--- Records supplied ---

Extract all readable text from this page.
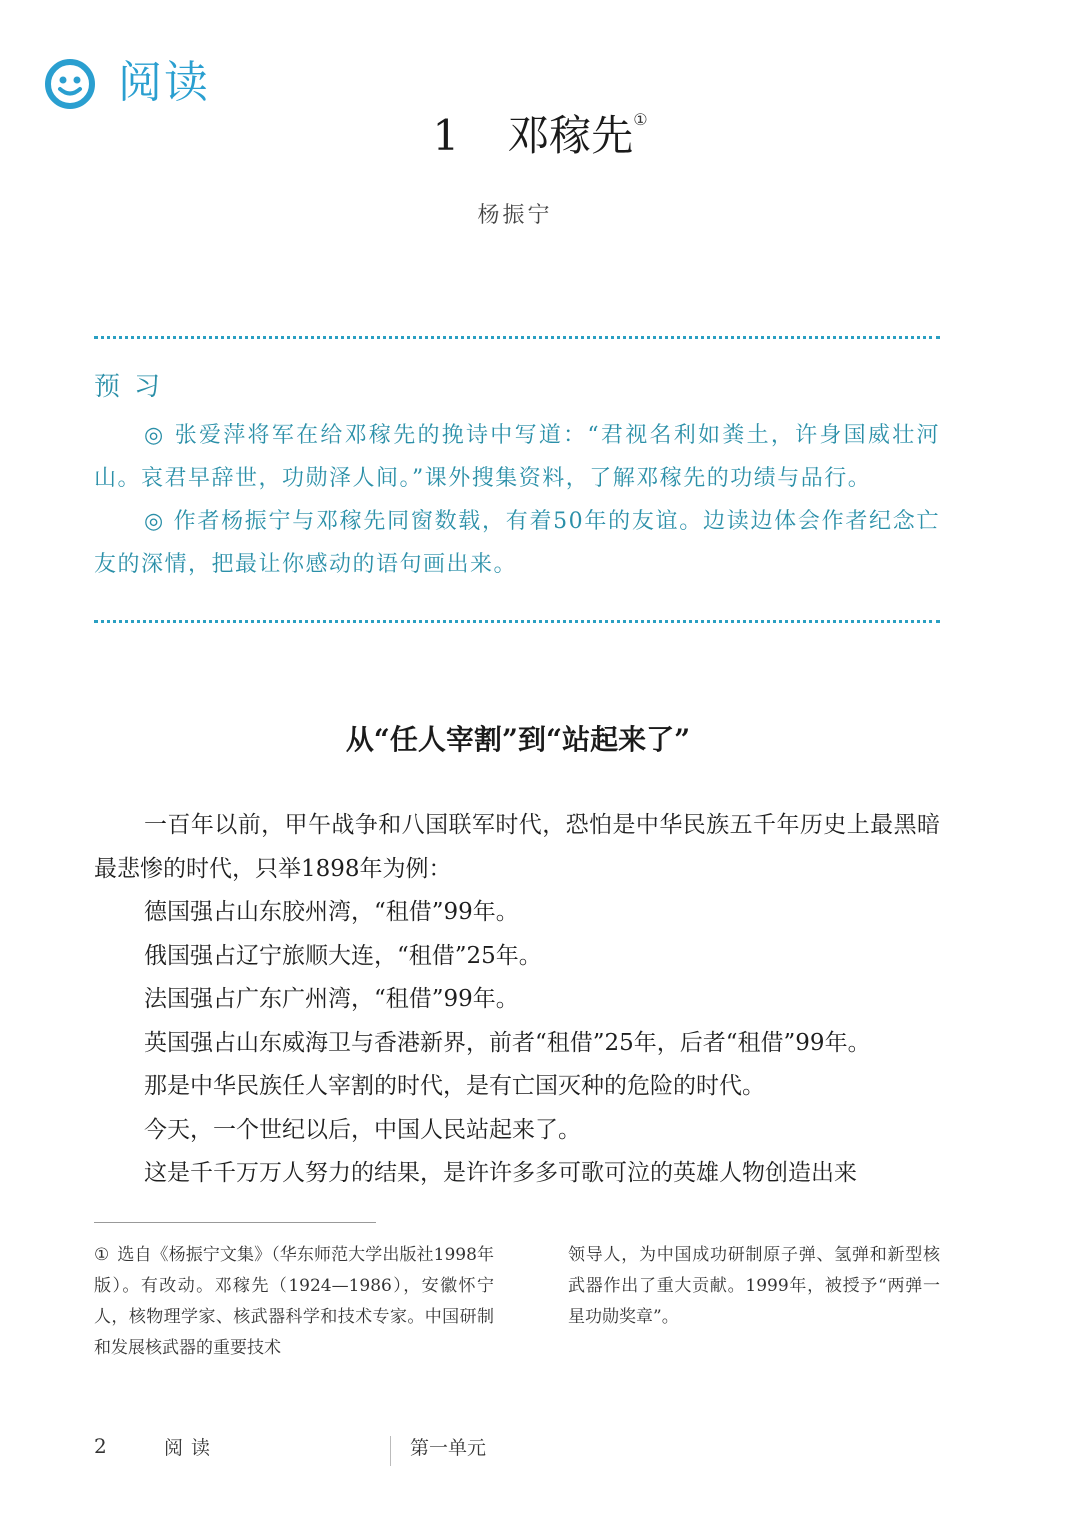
阅读
1 邓稼先①
杨振宁
预习
◎ 张爱萍将军在给邓稼先的挽诗中写道：“君视名利如粪土，许身国威壮河山。哀君早辞世，功勋泽人间。”课外搜集资料，了解邓稼先的功绩与品行。
◎ 作者杨振宁与邓稼先同窗数载，有着50年的友谊。边读边体会作者纪念亡友的深情，把最让你感动的语句画出来。
从“任人宰割”到“站起来了”

一百年以前，甲午战争和八国联军时代，恐怕是中华民族五千年历史上最黑暗最悲惨的时代，只举1898年为例：

德国强占山东胶州湾，“租借”99年。

俄国强占辽宁旅顺大连，“租借”25年。

法国强占广东广州湾，“租借”99年。

英国强占山东威海卫与香港新界，前者“租借”25年，后者“租借”99年。

那是中华民族任人宰割的时代，是有亡国灭种的危险的时代。

今天，一个世纪以后，中国人民站起来了。

这是千千万万人努力的结果，是许许多多可歌可泣的英雄人物创造出来

① 选自《杨振宁文集》（华东师范大学出版社1998年版）。有改动。邓稼先（1924—1986），安徽怀宁人，核物理学家、核武器科学和技术专家。中国研制和发展核武器的重要技术
领导人，为中国成功研制原子弹、氢弹和新型核武器作出了重大贡献。1999年，被授予“两弹一星功勋奖章”。
2	阅读	第一单元
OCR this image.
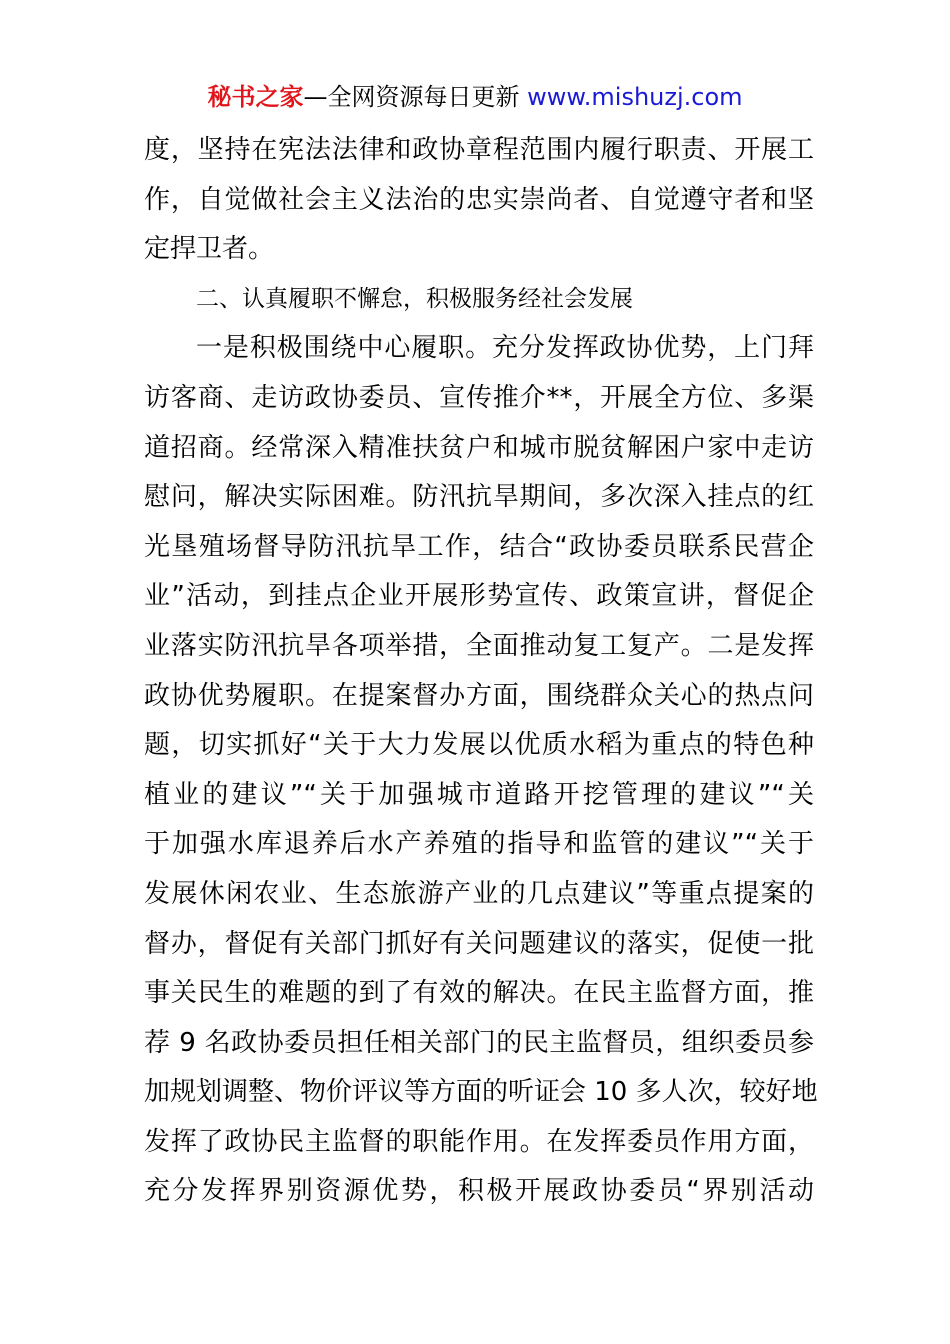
秘书之家—全网资源每日更新 www.mishuzj.com
度，坚持在宪法法律和政协章程范围内履行职责、开展工
作，自觉做社会主义法治的忠实崇尚者、自觉遵守者和坚
定捍卫者。
二、认真履职不懈怠，积极服务经社会发展
一是积极围绕中心履职。充分发挥政协优势，上门拜
访客商、走访政协委员、宣传推介**，开展全方位、多渠
道招商。经常深入精准扶贫户和城市脱贫解困户家中走访
慰问，解决实际困难。防汛抗旱期间，多次深入挂点的红
光垦殖场督导防汛抗旱工作，结合“政协委员联系民营企
业”活动，到挂点企业开展形势宣传、政策宣讲，督促企
业落实防汛抗旱各项举措，全面推动复工复产。二是发挥
政协优势履职。在提案督办方面，围绕群众关心的热点问
题，切实抓好“关于大力发展以优质水稻为重点的特色种
植业的建议”“关于加强城市道路开挖管理的建议”“关
于加强水库退养后水产养殖的指导和监管的建议”“关于
发展休闲农业、生态旅游产业的几点建议”等重点提案的
督办，督促有关部门抓好有关问题建议的落实，促使一批
事关民生的难题的到了有效的解决。在民主监督方面，推
荐 9 名政协委员担任相关部门的民主监督员，组织委员参
加规划调整、物价评议等方面的听证会 10 多人次，较好地
发挥了政协民主监督的职能作用。在发挥委员作用方面，
充分发挥界别资源优势，积极开展政协委员“界别活动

---

Write out the entries above verbatim; the pictures do not belong in your copy.

§ **Response**
Extract all readable text from this page.
阅读
1 邓稼先①
杨振宁
预习
◎ 张爱萍将军在给邓稼先的挽诗中写道：“君视名利如粪土，许身国威壮河山。哀君早辞世，功勋泽人间。”课外搜集资料，了解邓稼先的功绩与品行。
◎ 作者杨振宁与邓稼先同窗数载，有着50年的友谊。边读边体会作者纪念亡友的深情，把最让你感动的语句画出来。
从“任人宰割”到“站起来了”

一百年以前，甲午战争和八国联军时代，恐怕是中华民族五千年历史上最黑暗最悲惨的时代，只举1898年为例：

德国强占山东胶州湾，“租借”99年。

俄国强占辽宁旅顺大连，“租借”25年。

法国强占广东广州湾，“租借”99年。

英国强占山东威海卫与香港新界，前者“租借”25年，后者“租借”99年。

那是中华民族任人宰割的时代，是有亡国灭种的危险的时代。

今天，一个世纪以后，中国人民站起来了。

这是千千万万人努力的结果，是许许多多可歌可泣的英雄人物创造出来

① 选自《杨振宁文集》（华东师范大学出版社1998年版）。有改动。邓稼先（1924—1986），安徽怀宁人，核物理学家、核武器科学和技术专家。中国研制和发展核武器的重要技术
领导人，为中国成功研制原子弹、氢弹和新型核武器作出了重大贡献。1999年，被授予“两弹一星功勋奖章”。
2	阅读	第一单元
OCR this image.
秘书之家—全网资源每日更新 www.mishuzj.com
度，坚持在宪法法律和政协章程范围内履行职责、开展工
作，自觉做社会主义法治的忠实崇尚者、自觉遵守者和坚
定捍卫者。
二、认真履职不懈怠，积极服务经社会发展
一是积极围绕中心履职。充分发挥政协优势，上门拜
访客商、走访政协委员、宣传推介**，开展全方位、多渠
道招商。经常深入精准扶贫户和城市脱贫解困户家中走访
慰问，解决实际困难。防汛抗旱期间，多次深入挂点的红
光垦殖场督导防汛抗旱工作，结合“政协委员联系民营企
业”活动，到挂点企业开展形势宣传、政策宣讲，督促企
业落实防汛抗旱各项举措，全面推动复工复产。二是发挥
政协优势履职。在提案督办方面，围绕群众关心的热点问
题，切实抓好“关于大力发展以优质水稻为重点的特色种
植业的建议”“关于加强城市道路开挖管理的建议”“关
于加强水库退养后水产养殖的指导和监管的建议”“关于
发展休闲农业、生态旅游产业的几点建议”等重点提案的
督办，督促有关部门抓好有关问题建议的落实，促使一批
事关民生的难题的到了有效的解决。在民主监督方面，推
荐 9 名政协委员担任相关部门的民主监督员，组织委员参
加规划调整、物价评议等方面的听证会 10 多人次，较好地
发挥了政协民主监督的职能作用。在发挥委员作用方面，
充分发挥界别资源优势，积极开展政协委员“界别活动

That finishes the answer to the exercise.